§ **TASK**:
Which lines contain the word "program"? Return each of them as written.

§ **DATA**:

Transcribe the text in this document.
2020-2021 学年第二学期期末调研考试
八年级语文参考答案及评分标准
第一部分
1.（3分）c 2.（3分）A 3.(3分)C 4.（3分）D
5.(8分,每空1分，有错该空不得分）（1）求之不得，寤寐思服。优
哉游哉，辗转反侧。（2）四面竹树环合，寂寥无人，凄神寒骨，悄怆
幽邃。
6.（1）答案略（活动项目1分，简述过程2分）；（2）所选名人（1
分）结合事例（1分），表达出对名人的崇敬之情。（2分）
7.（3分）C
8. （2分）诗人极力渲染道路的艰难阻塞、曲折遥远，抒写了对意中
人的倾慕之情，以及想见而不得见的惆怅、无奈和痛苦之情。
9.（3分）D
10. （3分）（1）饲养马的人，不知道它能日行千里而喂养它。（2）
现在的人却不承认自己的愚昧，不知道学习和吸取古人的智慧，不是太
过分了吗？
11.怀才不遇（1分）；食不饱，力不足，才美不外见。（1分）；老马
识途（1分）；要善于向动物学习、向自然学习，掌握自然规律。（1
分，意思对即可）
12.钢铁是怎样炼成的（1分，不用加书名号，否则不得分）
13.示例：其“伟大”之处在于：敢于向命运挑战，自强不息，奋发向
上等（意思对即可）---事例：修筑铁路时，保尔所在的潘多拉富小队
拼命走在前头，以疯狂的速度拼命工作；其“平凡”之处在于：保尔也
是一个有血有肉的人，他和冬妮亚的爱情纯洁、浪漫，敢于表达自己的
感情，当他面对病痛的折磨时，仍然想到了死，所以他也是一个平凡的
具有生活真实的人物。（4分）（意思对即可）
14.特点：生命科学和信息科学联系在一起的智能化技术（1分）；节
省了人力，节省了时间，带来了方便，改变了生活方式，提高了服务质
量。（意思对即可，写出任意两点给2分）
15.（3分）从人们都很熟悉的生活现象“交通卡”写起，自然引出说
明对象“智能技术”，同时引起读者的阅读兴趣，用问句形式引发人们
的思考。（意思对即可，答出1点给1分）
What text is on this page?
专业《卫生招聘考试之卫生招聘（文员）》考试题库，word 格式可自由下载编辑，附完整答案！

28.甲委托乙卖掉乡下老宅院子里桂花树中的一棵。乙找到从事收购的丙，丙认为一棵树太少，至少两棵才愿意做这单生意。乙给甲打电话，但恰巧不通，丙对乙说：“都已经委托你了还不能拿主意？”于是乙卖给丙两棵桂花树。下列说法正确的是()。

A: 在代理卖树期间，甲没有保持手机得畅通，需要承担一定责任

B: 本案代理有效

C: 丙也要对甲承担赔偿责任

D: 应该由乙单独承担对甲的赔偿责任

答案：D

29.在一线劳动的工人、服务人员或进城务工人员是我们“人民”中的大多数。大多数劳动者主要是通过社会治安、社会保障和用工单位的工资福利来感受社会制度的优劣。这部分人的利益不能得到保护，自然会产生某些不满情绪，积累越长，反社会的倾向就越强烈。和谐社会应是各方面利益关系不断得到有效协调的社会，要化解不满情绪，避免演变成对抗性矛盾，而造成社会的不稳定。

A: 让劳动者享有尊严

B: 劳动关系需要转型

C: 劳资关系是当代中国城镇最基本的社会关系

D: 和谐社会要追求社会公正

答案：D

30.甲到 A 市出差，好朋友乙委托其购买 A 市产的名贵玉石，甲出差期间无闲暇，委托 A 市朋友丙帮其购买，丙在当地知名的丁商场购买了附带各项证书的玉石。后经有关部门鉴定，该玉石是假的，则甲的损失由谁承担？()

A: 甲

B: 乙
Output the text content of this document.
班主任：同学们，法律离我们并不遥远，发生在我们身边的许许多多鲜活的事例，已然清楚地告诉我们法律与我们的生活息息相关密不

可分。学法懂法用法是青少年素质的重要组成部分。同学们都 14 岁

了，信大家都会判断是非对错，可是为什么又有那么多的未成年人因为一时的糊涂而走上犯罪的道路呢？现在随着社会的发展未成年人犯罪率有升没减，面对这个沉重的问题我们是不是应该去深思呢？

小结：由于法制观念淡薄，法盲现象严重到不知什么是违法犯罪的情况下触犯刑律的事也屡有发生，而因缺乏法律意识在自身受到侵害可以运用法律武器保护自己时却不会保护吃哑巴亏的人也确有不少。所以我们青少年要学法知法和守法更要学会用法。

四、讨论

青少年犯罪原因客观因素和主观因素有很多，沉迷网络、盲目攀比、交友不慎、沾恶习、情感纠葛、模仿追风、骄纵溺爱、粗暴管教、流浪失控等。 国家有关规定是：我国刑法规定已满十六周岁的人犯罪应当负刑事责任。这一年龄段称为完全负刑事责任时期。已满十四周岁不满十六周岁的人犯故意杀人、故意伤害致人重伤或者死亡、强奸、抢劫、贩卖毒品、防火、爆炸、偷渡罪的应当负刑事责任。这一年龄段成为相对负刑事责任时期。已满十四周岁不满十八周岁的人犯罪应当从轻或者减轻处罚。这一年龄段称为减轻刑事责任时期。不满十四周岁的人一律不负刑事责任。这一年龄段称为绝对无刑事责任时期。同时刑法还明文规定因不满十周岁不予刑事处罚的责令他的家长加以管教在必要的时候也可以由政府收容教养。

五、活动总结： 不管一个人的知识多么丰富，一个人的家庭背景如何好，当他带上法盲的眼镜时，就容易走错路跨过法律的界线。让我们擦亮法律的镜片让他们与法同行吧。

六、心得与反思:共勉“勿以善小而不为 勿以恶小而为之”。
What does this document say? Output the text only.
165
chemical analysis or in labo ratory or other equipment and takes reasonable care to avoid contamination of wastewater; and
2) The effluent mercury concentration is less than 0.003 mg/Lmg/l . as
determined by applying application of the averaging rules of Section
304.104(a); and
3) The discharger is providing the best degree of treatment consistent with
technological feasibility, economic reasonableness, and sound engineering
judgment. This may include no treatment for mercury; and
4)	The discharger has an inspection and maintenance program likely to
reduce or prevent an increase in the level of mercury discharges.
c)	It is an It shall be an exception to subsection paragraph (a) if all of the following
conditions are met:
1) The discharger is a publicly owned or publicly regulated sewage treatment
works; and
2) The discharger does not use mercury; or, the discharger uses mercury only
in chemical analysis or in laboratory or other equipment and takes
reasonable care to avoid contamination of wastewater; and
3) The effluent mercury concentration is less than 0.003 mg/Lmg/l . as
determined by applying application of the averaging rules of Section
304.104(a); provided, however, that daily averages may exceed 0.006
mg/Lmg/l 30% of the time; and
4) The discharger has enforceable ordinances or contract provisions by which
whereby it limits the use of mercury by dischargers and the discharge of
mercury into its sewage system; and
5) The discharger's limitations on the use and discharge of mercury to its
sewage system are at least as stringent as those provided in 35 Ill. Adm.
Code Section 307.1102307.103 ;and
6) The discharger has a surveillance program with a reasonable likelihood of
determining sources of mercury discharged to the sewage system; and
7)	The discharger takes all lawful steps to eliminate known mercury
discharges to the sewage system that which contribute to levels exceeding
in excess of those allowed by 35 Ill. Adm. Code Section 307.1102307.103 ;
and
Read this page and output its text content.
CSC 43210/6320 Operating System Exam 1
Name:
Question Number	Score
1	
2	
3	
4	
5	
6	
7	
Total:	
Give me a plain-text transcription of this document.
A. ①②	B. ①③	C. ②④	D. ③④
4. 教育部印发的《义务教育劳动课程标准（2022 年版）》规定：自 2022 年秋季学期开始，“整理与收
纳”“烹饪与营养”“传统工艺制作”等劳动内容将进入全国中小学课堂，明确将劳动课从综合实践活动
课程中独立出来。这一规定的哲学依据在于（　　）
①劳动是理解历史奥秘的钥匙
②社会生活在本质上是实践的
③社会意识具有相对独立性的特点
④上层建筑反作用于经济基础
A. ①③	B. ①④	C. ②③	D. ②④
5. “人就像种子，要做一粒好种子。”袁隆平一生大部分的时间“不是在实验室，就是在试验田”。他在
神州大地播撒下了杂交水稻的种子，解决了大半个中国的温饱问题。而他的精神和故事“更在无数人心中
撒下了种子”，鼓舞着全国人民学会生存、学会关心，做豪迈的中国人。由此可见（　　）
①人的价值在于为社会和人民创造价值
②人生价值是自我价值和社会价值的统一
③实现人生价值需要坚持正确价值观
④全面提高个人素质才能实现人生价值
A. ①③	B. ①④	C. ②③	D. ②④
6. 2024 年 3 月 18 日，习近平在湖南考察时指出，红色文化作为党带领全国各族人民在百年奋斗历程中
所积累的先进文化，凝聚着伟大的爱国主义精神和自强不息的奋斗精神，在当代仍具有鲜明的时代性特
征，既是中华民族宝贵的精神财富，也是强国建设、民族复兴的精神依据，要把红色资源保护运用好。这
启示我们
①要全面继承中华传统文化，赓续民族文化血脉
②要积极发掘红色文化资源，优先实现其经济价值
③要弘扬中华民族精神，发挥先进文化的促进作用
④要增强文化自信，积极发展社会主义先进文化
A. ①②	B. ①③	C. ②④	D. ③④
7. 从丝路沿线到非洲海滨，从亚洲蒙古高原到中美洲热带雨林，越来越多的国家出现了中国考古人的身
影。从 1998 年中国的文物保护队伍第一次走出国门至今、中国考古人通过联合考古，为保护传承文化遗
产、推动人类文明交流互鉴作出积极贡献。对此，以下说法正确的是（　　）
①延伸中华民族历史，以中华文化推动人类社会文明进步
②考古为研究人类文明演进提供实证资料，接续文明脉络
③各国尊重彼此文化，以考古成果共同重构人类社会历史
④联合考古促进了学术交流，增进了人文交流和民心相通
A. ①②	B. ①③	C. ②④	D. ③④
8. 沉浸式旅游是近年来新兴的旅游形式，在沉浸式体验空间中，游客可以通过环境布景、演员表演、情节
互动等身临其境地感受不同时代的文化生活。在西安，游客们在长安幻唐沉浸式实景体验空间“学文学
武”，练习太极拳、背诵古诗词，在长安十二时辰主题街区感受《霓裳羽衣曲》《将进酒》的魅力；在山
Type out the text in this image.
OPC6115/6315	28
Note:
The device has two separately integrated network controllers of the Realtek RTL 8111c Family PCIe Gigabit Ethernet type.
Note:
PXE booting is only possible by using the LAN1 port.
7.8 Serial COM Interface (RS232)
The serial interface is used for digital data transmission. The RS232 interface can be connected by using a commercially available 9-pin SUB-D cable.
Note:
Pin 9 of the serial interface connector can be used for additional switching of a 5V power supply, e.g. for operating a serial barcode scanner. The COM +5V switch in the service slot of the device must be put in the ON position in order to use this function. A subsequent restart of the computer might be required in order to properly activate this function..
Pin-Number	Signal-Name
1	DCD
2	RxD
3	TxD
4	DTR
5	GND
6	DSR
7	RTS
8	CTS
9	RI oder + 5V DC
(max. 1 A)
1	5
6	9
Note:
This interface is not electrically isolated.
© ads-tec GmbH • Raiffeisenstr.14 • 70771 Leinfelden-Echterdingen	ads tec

§ **RESPONSE BELOW**:
4)	The discharger has an inspection and maintenance program likely to
6) The discharger has a surveillance program with a reasonable likelihood of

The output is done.